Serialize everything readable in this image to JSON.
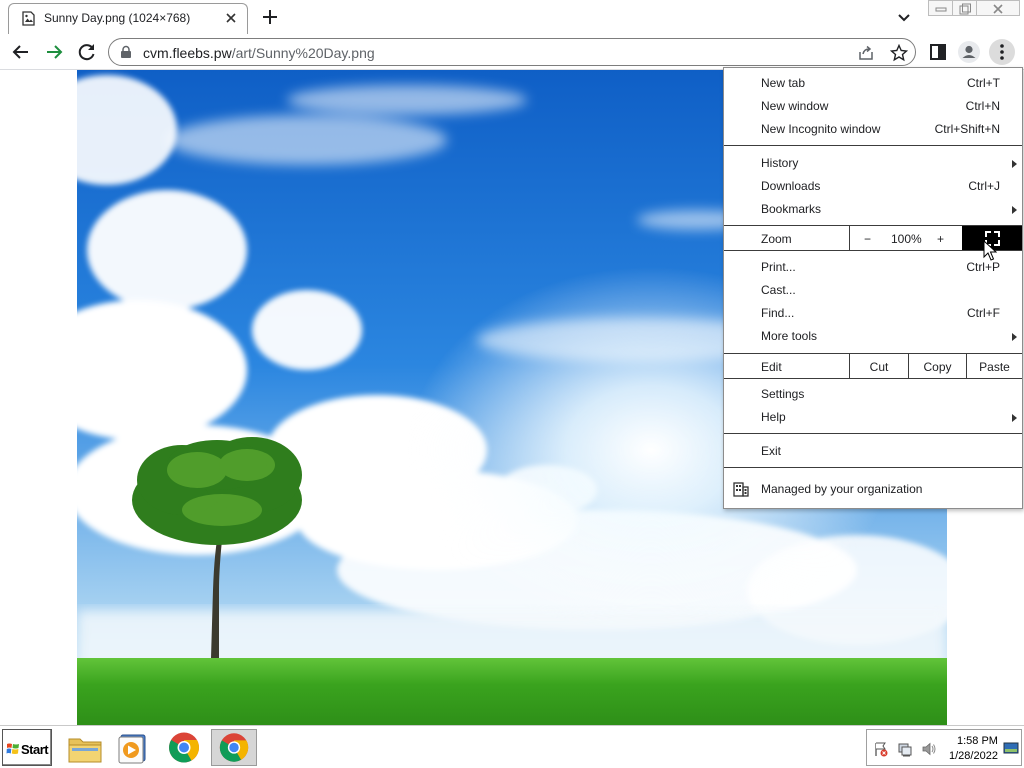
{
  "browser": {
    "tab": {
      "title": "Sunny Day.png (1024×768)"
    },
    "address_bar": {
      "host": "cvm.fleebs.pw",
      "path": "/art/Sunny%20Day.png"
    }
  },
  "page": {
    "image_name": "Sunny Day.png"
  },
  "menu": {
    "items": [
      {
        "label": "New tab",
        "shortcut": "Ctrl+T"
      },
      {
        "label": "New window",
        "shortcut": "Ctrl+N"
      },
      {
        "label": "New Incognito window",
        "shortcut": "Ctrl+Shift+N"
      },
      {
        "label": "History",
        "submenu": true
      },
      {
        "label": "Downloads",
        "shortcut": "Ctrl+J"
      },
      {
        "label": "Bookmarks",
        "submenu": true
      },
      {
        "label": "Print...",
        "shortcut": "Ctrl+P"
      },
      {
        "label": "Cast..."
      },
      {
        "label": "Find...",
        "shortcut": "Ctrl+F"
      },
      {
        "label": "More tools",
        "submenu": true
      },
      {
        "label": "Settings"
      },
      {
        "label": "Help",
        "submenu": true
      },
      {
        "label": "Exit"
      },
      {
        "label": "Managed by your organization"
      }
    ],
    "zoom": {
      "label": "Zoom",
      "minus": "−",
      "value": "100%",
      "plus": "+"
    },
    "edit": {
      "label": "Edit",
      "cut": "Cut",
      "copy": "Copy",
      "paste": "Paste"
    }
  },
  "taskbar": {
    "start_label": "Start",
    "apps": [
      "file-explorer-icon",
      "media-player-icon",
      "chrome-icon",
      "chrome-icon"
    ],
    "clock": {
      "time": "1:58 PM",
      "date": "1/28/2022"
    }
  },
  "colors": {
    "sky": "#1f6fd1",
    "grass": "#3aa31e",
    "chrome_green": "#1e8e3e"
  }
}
=======
▶ [PROBLEM]:
Go through the listing above and write it out again exactly, dropping the pictures.

▶ [WRITTEN ANSWER]:
Serialize everything readable in this image to JSON.
{
  "browser": {
    "tab": {
      "title": "Sunny Day.png (1024×768)"
    },
    "address_bar": {
      "host": "cvm.fleebs.pw",
      "path": "/art/Sunny%20Day.png"
    }
  },
  "page": {
    "image_name": "Sunny Day.png"
  },
  "menu": {
    "items": [
      {
        "label": "New tab",
        "shortcut": "Ctrl+T"
      },
      {
        "label": "New window",
        "shortcut": "Ctrl+N"
      },
      {
        "label": "New Incognito window",
        "shortcut": "Ctrl+Shift+N"
      },
      {
        "label": "History",
        "submenu": true
      },
      {
        "label": "Downloads",
        "shortcut": "Ctrl+J"
      },
      {
        "label": "Bookmarks",
        "submenu": true
      },
      {
        "label": "Print...",
        "shortcut": "Ctrl+P"
      },
      {
        "label": "Cast..."
      },
      {
        "label": "Find...",
        "shortcut": "Ctrl+F"
      },
      {
        "label": "More tools",
        "submenu": true
      },
      {
        "label": "Settings"
      },
      {
        "label": "Help",
        "submenu": true
      },
      {
        "label": "Exit"
      },
      {
        "label": "Managed by your organization"
      }
    ],
    "zoom": {
      "label": "Zoom",
      "minus": "−",
      "value": "100%",
      "plus": "+"
    },
    "edit": {
      "label": "Edit",
      "cut": "Cut",
      "copy": "Copy",
      "paste": "Paste"
    }
  },
  "taskbar": {
    "start_label": "Start",
    "apps": [
      "file-explorer-icon",
      "media-player-icon",
      "chrome-icon",
      "chrome-icon"
    ],
    "clock": {
      "time": "1:58 PM",
      "date": "1/28/2022"
    }
  },
  "colors": {
    "sky": "#1f6fd1",
    "grass": "#3aa31e",
    "chrome_green": "#1e8e3e"
  }
}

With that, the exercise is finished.